■ **Excerpted passage**:
▼▼▼
Los Gatos-based streamer Netflix made a similar commitment last week, pledging $100 million to help crew get through the work stoppage. About $15 million of the Netflix fund will go toward helping the broader television and film industry via third parties and nonprofit agencies, the company said.
The disclosure by Stankey, who is also chief operating officer of AT&T, was part of a broader letter thanking staff for their perseverance at a time when companies have had to briskly move to working remotely.
Entertainment concerns including WarnerMedia have been pilloried by challenges stemming from the epidemic, such as the closure of movie theaters. The film studio has adapted by putting its theatrical releases on video on-demand services much sooner than it would normally have done, including “Birds of Prey.”
The cancellation of sporting events such as the NBA and March Madness, which are a key driver of ratings and advertising revenue for TNT and TBS, have disrupted business as well.
Brokerage Cowen & Co. this week downgraded AT&T’s stock to “market perform” because of the expected damage from the pandemic, particularly to WarnerMedia. “Within its WarnerMedia business, we have reduced our estimates assuming heavy social distancing measures remain in place until June and that the economy is in a recession for the remainder of 2020,” Cowen & Co. said in its report.
▲▲▲
■ **Actions to take**:
[1] In the passage on the pandemic's effects on media companies, why did Cowen & Co. downgrade AT&T's stock? Answer in one to three sentences.
[2] From the passage on the pandemic's effects on media companies, output the words starting at "The disclosure by" and ending at "business as well.".

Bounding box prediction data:
▼▼▼
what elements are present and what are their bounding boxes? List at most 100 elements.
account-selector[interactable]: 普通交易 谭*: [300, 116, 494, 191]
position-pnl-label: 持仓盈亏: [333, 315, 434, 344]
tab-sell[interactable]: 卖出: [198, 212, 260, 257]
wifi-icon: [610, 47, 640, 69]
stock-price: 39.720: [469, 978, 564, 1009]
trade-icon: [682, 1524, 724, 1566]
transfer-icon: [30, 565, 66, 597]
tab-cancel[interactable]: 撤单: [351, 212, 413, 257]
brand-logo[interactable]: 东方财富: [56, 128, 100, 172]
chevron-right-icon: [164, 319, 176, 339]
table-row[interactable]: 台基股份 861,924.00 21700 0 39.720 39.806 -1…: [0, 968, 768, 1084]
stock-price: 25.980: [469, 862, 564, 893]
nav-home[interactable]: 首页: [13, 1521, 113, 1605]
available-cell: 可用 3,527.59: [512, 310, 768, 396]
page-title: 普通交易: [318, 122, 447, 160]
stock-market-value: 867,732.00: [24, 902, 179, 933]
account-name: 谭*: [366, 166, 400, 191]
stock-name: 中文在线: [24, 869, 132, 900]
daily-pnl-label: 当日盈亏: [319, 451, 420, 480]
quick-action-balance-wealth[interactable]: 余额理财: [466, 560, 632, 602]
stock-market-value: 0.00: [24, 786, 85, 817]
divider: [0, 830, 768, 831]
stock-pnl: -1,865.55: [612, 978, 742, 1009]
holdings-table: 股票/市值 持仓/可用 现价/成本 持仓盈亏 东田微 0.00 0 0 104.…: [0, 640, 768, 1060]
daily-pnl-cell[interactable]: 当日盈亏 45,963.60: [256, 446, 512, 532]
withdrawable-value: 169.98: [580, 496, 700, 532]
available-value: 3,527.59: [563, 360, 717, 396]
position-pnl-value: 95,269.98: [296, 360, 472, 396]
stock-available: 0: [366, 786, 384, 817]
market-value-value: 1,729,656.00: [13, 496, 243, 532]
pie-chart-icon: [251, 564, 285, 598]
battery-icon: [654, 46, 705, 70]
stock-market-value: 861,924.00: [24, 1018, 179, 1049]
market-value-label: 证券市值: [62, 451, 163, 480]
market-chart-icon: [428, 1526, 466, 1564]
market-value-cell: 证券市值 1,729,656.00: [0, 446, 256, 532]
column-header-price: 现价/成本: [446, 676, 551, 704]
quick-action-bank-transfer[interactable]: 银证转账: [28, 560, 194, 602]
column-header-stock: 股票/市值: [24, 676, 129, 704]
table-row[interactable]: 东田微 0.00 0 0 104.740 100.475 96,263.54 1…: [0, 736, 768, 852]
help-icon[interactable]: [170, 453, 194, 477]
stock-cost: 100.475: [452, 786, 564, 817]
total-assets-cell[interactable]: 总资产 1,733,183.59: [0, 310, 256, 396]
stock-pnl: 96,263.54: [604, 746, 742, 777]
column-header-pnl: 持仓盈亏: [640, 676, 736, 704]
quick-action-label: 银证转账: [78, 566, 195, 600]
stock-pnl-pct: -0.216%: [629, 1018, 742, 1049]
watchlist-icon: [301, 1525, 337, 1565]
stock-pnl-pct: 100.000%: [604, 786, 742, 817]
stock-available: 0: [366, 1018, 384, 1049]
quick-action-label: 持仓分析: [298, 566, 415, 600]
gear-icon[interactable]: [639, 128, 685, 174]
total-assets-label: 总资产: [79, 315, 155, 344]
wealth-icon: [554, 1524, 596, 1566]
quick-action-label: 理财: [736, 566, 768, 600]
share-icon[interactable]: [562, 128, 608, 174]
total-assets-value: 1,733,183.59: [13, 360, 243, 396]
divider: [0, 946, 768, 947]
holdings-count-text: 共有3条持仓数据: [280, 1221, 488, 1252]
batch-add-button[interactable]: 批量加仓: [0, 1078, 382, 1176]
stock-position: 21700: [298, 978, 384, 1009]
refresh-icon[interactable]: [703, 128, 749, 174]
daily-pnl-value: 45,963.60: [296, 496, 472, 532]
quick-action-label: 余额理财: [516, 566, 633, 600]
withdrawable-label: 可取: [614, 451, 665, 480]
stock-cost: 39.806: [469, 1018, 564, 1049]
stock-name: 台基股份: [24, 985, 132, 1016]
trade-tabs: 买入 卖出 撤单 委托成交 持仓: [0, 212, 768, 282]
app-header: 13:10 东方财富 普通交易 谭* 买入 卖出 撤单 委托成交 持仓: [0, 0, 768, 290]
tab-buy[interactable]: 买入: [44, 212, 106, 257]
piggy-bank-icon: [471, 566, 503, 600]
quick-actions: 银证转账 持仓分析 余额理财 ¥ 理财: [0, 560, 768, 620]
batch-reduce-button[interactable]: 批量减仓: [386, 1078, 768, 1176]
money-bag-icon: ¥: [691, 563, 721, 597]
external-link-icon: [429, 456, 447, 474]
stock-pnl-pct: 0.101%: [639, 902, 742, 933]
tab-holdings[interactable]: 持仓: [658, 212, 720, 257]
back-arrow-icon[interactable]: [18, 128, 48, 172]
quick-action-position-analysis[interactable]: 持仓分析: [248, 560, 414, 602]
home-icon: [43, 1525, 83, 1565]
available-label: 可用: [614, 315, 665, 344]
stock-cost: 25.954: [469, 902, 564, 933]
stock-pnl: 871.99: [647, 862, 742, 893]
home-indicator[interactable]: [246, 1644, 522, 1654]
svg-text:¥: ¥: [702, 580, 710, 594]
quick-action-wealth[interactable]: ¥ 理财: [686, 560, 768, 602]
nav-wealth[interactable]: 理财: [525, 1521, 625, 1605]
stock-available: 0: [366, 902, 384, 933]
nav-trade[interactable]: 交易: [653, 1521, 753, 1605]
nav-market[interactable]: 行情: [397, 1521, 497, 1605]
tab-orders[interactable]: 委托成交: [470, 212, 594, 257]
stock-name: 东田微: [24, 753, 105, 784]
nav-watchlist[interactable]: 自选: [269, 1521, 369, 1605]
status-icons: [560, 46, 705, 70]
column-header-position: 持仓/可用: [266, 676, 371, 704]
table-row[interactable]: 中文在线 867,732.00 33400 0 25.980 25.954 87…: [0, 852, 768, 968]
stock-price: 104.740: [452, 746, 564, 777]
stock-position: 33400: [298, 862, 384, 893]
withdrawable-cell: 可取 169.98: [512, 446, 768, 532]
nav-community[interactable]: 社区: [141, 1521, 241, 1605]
▲▲▲
■ **Solutions**:
[1] Cowen & Co. downgraded AT&T's stock to "market perform" because it expected damage from the pandemic, especially to WarnerMedia. Its report cut estimates on the assumption that heavy social distancing would stay in place until June. It also assumed the economy would remain in recession for the rest of 2020.

[2]
The disclosure by Stankey, who is also chief operating officer of AT&T, was part of a broader letter thanking staff for their perseverance at a time when companies have had to briskly move to working remotely.
Entertainment concerns including WarnerMedia have been pilloried by challenges stemming from the epidemic, such as the closure of movie theaters. The film studio has adapted by putting its theatrical releases on video on-demand services much sooner than it would normally have done, including “Birds of Prey.”
The cancellation of sporting events such as the NBA and March Madness, which are a key driver of ratings and advertising revenue for TNT and TBS, have disrupted business as well.